→ **Direction**: Quote exactly, and only, the lines from the one with "Output the text content of this document." through the end of the listing.
++++ Exercise material
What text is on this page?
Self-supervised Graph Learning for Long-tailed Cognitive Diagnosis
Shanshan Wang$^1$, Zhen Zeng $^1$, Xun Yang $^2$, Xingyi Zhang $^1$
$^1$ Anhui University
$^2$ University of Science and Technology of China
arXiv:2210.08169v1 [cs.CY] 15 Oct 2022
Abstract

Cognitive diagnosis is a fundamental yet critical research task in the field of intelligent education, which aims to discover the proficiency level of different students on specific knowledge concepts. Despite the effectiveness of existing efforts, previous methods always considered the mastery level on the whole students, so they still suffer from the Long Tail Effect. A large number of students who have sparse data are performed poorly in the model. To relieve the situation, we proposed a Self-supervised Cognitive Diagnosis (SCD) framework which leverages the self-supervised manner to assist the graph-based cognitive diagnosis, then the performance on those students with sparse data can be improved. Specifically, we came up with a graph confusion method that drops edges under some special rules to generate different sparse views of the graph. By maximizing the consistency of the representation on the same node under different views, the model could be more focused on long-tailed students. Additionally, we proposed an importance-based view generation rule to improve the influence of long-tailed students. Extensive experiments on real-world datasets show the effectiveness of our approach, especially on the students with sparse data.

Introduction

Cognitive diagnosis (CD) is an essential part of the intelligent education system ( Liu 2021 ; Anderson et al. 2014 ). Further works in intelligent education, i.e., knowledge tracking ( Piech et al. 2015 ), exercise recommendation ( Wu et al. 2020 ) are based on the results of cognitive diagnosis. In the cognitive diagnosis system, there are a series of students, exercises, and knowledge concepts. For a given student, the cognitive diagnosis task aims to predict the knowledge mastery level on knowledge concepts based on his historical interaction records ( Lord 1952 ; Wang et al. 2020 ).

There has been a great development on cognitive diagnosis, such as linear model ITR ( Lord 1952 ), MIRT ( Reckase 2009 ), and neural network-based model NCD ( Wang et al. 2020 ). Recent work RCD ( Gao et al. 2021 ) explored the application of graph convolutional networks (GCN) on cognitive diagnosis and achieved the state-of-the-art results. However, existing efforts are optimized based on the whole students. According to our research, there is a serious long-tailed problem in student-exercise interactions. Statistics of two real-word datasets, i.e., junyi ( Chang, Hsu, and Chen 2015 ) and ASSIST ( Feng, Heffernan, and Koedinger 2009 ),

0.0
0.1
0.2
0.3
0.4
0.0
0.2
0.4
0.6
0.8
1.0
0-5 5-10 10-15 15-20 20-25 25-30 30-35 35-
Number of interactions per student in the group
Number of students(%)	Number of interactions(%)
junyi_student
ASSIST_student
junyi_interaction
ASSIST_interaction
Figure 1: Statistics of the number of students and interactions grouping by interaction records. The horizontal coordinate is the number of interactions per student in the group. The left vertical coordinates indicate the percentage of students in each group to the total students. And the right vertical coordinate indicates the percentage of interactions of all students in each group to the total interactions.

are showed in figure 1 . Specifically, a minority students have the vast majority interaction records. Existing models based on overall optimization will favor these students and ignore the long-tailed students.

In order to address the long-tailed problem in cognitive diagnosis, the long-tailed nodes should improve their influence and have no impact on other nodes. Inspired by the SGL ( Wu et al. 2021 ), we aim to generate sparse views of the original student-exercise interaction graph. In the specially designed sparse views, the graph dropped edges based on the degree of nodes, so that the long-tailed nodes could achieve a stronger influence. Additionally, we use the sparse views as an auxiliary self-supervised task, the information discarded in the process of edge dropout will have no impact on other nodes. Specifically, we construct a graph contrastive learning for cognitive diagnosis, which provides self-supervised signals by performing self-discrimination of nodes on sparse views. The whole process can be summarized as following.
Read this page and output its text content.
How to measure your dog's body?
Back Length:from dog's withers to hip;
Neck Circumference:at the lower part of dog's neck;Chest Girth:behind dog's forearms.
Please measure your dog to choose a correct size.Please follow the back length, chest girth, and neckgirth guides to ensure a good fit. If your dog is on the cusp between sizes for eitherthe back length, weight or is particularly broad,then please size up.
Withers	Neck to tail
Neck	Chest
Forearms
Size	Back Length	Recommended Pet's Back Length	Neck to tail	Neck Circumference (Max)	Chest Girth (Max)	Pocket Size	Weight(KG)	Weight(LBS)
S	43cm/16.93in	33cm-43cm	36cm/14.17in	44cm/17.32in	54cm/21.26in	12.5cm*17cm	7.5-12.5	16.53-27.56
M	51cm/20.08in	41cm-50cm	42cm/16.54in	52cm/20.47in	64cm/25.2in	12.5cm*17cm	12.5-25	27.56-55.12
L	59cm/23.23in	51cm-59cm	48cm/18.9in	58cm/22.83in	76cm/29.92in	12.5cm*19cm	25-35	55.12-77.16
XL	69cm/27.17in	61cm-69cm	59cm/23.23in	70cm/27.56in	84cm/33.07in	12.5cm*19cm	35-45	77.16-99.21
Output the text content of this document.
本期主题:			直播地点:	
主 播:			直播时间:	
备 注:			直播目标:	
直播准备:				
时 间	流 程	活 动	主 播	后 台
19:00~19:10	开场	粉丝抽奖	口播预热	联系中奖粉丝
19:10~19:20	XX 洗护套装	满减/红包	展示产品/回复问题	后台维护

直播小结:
++++++++
→ **Task output**:
Output the text content of this document.
本期主题:			直播地点:	
主 播:			直播时间:	
备 注:			直播目标:	
直播准备:				
时 间	流 程	活 动	主 播	后 台
19:00~19:10	开场	粉丝抽奖	口播预热	联系中奖粉丝
19:10~19:20	XX 洗护套装	满减/红包	展示产品/回复问题	后台维护

直播小结:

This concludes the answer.